**Document extract**
'''
# Organize backup



## John M (Mar 28, 2018)

If I use  one external hard drive to backup two LR classics on two Macs when I import on each(inserting usb each time I import and storing hard drive), how can I keep the folder/subfolder organization for each on the external hard drive? Or will my backup be limited to the dates of the images? John


----------



## Johan Elzenga (Mar 28, 2018)

You can create two parent folders; 'Mac A' and 'Mac B' and then create the backups inside those folders.


----------



## John M (Mar 28, 2018)

Thank you> Do you know where I can find a step by step process to make the backup mirror the LR folder/subfolder structure with the edited photos. I bought Brampton book  but don't find it there. John


----------



## Johan Elzenga (Mar 28, 2018)

John McFall said:


> Thank you> Do you know where I can find a step by step process to make the backup mirror the LR folder/subfolder structure with the edited photos. I bought Brampton book  but don't find it there. John


Lightroom can't do that. Lightroom can only make a backup of the catalog file. You have to use a separate backup/clone utility to do this, and follow the manual of that utility.
'''
**Recorded data**
'''
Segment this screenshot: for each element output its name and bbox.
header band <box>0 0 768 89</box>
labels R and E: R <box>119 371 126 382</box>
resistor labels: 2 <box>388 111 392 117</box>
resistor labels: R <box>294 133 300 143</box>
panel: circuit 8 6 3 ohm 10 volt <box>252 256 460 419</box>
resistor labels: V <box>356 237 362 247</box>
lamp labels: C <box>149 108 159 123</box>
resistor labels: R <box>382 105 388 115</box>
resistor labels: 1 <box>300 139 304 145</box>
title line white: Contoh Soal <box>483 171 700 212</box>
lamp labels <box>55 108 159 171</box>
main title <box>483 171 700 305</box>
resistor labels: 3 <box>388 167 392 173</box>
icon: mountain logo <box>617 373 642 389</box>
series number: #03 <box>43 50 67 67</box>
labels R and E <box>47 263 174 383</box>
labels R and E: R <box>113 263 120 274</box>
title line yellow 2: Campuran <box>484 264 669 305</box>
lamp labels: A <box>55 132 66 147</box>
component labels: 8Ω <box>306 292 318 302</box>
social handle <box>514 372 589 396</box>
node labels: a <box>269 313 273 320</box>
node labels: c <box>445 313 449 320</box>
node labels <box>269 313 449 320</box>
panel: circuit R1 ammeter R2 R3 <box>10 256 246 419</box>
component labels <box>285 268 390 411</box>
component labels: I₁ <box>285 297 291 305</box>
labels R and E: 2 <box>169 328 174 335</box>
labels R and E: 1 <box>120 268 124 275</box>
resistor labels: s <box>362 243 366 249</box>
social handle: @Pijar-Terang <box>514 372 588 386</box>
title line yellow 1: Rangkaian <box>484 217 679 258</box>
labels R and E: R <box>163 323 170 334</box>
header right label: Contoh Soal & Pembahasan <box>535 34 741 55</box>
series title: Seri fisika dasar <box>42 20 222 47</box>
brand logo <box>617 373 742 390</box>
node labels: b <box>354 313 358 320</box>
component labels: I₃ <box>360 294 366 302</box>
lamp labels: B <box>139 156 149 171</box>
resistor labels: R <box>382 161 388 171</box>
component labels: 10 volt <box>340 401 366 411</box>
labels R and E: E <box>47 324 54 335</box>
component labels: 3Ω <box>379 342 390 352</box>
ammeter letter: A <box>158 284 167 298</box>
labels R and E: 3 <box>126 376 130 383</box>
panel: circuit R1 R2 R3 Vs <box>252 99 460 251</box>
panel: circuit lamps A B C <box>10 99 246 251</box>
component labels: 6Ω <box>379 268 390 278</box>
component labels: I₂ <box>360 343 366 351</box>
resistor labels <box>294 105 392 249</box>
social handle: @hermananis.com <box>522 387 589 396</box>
'''
**Things to do**
**A.** According to the forum thread, what is the only thing Lightroom can back up?
**B.** Give the lines of the entries as a JSON list of strings, one string per line and blank lines omitted, from the first line of the entries through the line containing "social handle <box>514 372 589 396</box>".
The forum thread and the entries were drawn from separate, unrelated sources.

**Answers to the problems**
**A.** The catalog file.

**B.**
[
  "Segment this screenshot: for each element output its name and bbox.",
  "header band <box>0 0 768 89</box>",
  "labels R and E: R <box>119 371 126 382</box>",
  "resistor labels: 2 <box>388 111 392 117</box>",
  "resistor labels: R <box>294 133 300 143</box>",
  "panel: circuit 8 6 3 ohm 10 volt <box>252 256 460 419</box>",
  "resistor labels: V <box>356 237 362 247</box>",
  "lamp labels: C <box>149 108 159 123</box>",
  "resistor labels: R <box>382 105 388 115</box>",
  "resistor labels: 1 <box>300 139 304 145</box>",
  "title line white: Contoh Soal <box>483 171 700 212</box>",
  "lamp labels <box>55 108 159 171</box>",
  "main title <box>483 171 700 305</box>",
  "resistor labels: 3 <box>388 167 392 173</box>",
  "icon: mountain logo <box>617 373 642 389</box>",
  "series number: #03 <box>43 50 67 67</box>",
  "labels R and E <box>47 263 174 383</box>",
  "labels R and E: R <box>113 263 120 274</box>",
  "title line yellow 2: Campuran <box>484 264 669 305</box>",
  "lamp labels: A <box>55 132 66 147</box>",
  "component labels: 8Ω <box>306 292 318 302</box>",
  "social handle <box>514 372 589 396</box>"
]